**Given task:** Word for word, transcribe the lines below and drop the pictures.

****

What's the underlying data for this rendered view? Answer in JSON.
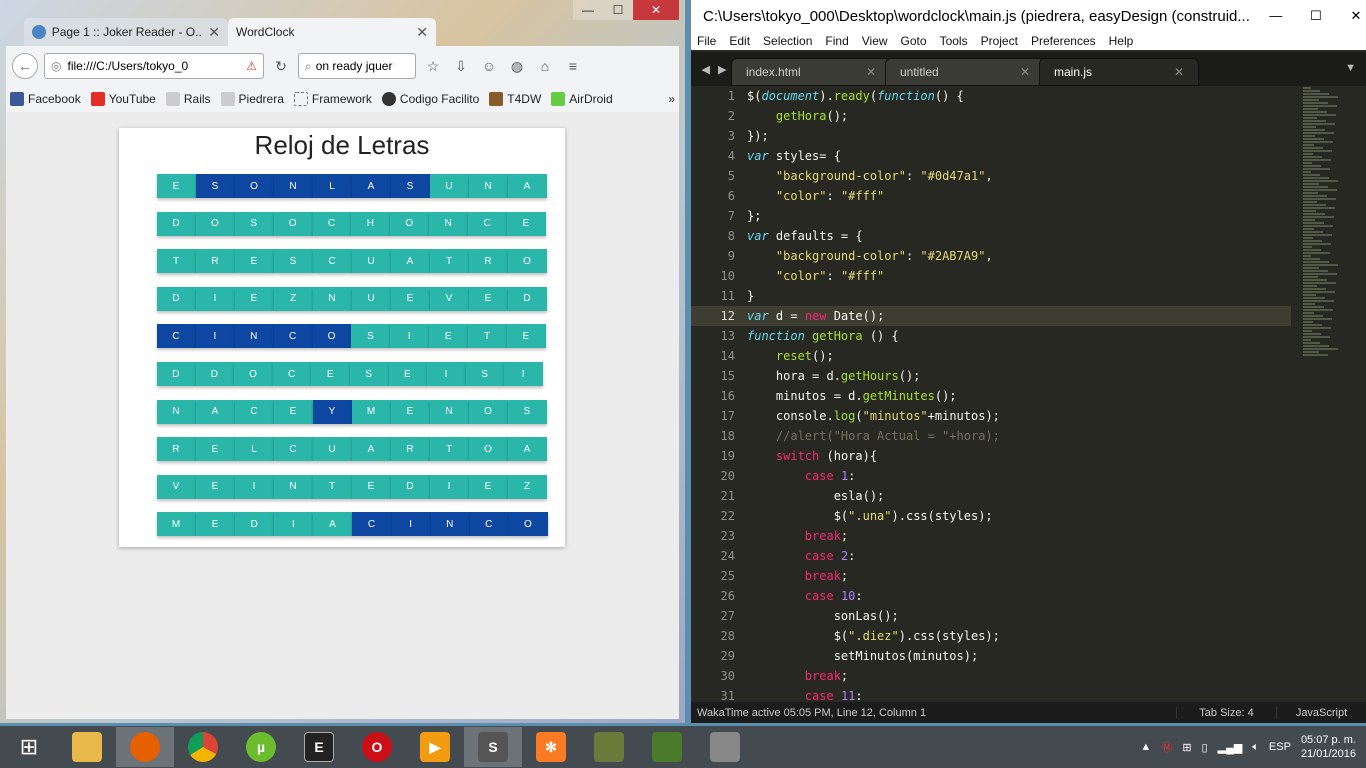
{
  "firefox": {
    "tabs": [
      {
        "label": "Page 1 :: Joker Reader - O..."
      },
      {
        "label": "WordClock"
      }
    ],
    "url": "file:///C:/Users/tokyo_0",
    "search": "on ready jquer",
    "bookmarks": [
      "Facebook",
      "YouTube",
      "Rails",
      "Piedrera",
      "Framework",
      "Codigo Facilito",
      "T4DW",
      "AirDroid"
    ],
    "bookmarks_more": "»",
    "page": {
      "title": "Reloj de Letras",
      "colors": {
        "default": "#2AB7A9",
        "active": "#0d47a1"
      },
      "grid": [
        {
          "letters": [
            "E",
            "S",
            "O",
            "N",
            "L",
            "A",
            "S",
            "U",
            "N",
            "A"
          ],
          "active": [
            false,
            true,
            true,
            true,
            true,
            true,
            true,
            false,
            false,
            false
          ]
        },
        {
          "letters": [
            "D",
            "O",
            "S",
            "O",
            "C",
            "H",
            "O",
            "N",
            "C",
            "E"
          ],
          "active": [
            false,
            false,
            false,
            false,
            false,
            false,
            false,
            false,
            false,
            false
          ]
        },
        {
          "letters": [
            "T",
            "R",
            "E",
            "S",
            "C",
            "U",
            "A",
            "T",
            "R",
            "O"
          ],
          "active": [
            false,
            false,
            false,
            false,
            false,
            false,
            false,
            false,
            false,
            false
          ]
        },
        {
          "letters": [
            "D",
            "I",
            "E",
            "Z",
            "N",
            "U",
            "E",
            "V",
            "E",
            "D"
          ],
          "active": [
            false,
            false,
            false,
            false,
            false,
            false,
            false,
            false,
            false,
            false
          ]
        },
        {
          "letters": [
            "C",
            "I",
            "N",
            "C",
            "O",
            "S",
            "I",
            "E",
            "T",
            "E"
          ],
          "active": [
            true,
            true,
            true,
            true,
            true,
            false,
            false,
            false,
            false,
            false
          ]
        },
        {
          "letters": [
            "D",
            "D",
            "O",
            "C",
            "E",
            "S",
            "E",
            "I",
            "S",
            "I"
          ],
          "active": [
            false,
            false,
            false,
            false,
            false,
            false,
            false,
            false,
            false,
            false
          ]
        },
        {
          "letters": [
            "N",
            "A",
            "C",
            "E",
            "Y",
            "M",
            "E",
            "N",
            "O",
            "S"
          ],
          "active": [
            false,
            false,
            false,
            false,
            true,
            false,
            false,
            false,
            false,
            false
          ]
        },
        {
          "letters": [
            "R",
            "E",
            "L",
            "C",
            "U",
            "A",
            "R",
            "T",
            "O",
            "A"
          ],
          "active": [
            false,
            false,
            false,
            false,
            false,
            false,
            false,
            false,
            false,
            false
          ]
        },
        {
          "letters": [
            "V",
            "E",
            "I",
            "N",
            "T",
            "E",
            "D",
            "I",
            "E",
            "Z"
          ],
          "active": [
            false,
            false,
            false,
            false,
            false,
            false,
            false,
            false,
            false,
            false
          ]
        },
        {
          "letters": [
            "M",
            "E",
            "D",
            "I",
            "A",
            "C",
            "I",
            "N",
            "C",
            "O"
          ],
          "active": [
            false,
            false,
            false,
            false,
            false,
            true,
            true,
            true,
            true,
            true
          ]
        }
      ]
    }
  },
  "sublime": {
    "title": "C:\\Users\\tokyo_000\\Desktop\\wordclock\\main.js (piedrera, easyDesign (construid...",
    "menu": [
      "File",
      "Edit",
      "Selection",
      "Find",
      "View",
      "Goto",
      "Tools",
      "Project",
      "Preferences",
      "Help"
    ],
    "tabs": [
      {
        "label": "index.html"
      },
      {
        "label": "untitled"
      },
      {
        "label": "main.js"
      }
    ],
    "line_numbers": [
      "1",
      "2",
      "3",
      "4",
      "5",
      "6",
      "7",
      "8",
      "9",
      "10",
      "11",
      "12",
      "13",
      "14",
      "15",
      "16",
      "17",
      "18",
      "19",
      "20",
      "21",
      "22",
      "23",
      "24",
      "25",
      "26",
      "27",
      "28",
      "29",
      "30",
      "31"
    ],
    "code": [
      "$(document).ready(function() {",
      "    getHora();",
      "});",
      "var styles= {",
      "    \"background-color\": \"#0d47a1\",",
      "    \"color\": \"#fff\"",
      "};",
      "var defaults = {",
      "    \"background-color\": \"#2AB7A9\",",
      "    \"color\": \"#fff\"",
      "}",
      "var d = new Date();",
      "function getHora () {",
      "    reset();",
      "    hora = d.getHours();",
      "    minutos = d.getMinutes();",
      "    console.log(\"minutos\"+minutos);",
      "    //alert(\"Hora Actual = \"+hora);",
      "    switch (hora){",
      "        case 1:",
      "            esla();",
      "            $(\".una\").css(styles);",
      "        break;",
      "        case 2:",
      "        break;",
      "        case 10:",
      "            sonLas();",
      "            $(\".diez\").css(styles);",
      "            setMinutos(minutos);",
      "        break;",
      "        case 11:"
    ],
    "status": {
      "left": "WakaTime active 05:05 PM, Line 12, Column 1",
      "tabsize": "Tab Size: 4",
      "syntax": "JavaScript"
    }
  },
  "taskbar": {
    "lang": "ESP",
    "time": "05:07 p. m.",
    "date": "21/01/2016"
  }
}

****

**Exercise result:**
What's the underlying data for this rendered view? Answer in JSON.
{
  "firefox": {
    "tabs": [
      {
        "label": "Page 1 :: Joker Reader - O..."
      },
      {
        "label": "WordClock"
      }
    ],
    "url": "file:///C:/Users/tokyo_0",
    "search": "on ready jquer",
    "bookmarks": [
      "Facebook",
      "YouTube",
      "Rails",
      "Piedrera",
      "Framework",
      "Codigo Facilito",
      "T4DW",
      "AirDroid"
    ],
    "bookmarks_more": "»",
    "page": {
      "title": "Reloj de Letras",
      "colors": {
        "default": "#2AB7A9",
        "active": "#0d47a1"
      },
      "grid": [
        {
          "letters": [
            "E",
            "S",
            "O",
            "N",
            "L",
            "A",
            "S",
            "U",
            "N",
            "A"
          ],
          "active": [
            false,
            true,
            true,
            true,
            true,
            true,
            true,
            false,
            false,
            false
          ]
        },
        {
          "letters": [
            "D",
            "O",
            "S",
            "O",
            "C",
            "H",
            "O",
            "N",
            "C",
            "E"
          ],
          "active": [
            false,
            false,
            false,
            false,
            false,
            false,
            false,
            false,
            false,
            false
          ]
        },
        {
          "letters": [
            "T",
            "R",
            "E",
            "S",
            "C",
            "U",
            "A",
            "T",
            "R",
            "O"
          ],
          "active": [
            false,
            false,
            false,
            false,
            false,
            false,
            false,
            false,
            false,
            false
          ]
        },
        {
          "letters": [
            "D",
            "I",
            "E",
            "Z",
            "N",
            "U",
            "E",
            "V",
            "E",
            "D"
          ],
          "active": [
            false,
            false,
            false,
            false,
            false,
            false,
            false,
            false,
            false,
            false
          ]
        },
        {
          "letters": [
            "C",
            "I",
            "N",
            "C",
            "O",
            "S",
            "I",
            "E",
            "T",
            "E"
          ],
          "active": [
            true,
            true,
            true,
            true,
            true,
            false,
            false,
            false,
            false,
            false
          ]
        },
        {
          "letters": [
            "D",
            "D",
            "O",
            "C",
            "E",
            "S",
            "E",
            "I",
            "S",
            "I"
          ],
          "active": [
            false,
            false,
            false,
            false,
            false,
            false,
            false,
            false,
            false,
            false
          ]
        },
        {
          "letters": [
            "N",
            "A",
            "C",
            "E",
            "Y",
            "M",
            "E",
            "N",
            "O",
            "S"
          ],
          "active": [
            false,
            false,
            false,
            false,
            true,
            false,
            false,
            false,
            false,
            false
          ]
        },
        {
          "letters": [
            "R",
            "E",
            "L",
            "C",
            "U",
            "A",
            "R",
            "T",
            "O",
            "A"
          ],
          "active": [
            false,
            false,
            false,
            false,
            false,
            false,
            false,
            false,
            false,
            false
          ]
        },
        {
          "letters": [
            "V",
            "E",
            "I",
            "N",
            "T",
            "E",
            "D",
            "I",
            "E",
            "Z"
          ],
          "active": [
            false,
            false,
            false,
            false,
            false,
            false,
            false,
            false,
            false,
            false
          ]
        },
        {
          "letters": [
            "M",
            "E",
            "D",
            "I",
            "A",
            "C",
            "I",
            "N",
            "C",
            "O"
          ],
          "active": [
            false,
            false,
            false,
            false,
            false,
            true,
            true,
            true,
            true,
            true
          ]
        }
      ]
    }
  },
  "sublime": {
    "title": "C:\\Users\\tokyo_000\\Desktop\\wordclock\\main.js (piedrera, easyDesign (construid...",
    "menu": [
      "File",
      "Edit",
      "Selection",
      "Find",
      "View",
      "Goto",
      "Tools",
      "Project",
      "Preferences",
      "Help"
    ],
    "tabs": [
      {
        "label": "index.html"
      },
      {
        "label": "untitled"
      },
      {
        "label": "main.js"
      }
    ],
    "line_numbers": [
      "1",
      "2",
      "3",
      "4",
      "5",
      "6",
      "7",
      "8",
      "9",
      "10",
      "11",
      "12",
      "13",
      "14",
      "15",
      "16",
      "17",
      "18",
      "19",
      "20",
      "21",
      "22",
      "23",
      "24",
      "25",
      "26",
      "27",
      "28",
      "29",
      "30",
      "31"
    ],
    "code": [
      "$(document).ready(function() {",
      "    getHora();",
      "});",
      "var styles= {",
      "    \"background-color\": \"#0d47a1\",",
      "    \"color\": \"#fff\"",
      "};",
      "var defaults = {",
      "    \"background-color\": \"#2AB7A9\",",
      "    \"color\": \"#fff\"",
      "}",
      "var d = new Date();",
      "function getHora () {",
      "    reset();",
      "    hora = d.getHours();",
      "    minutos = d.getMinutes();",
      "    console.log(\"minutos\"+minutos);",
      "    //alert(\"Hora Actual = \"+hora);",
      "    switch (hora){",
      "        case 1:",
      "            esla();",
      "            $(\".una\").css(styles);",
      "        break;",
      "        case 2:",
      "        break;",
      "        case 10:",
      "            sonLas();",
      "            $(\".diez\").css(styles);",
      "            setMinutos(minutos);",
      "        break;",
      "        case 11:"
    ],
    "status": {
      "left": "WakaTime active 05:05 PM, Line 12, Column 1",
      "tabsize": "Tab Size: 4",
      "syntax": "JavaScript"
    }
  },
  "taskbar": {
    "lang": "ESP",
    "time": "05:07 p. m.",
    "date": "21/01/2016"
  }
}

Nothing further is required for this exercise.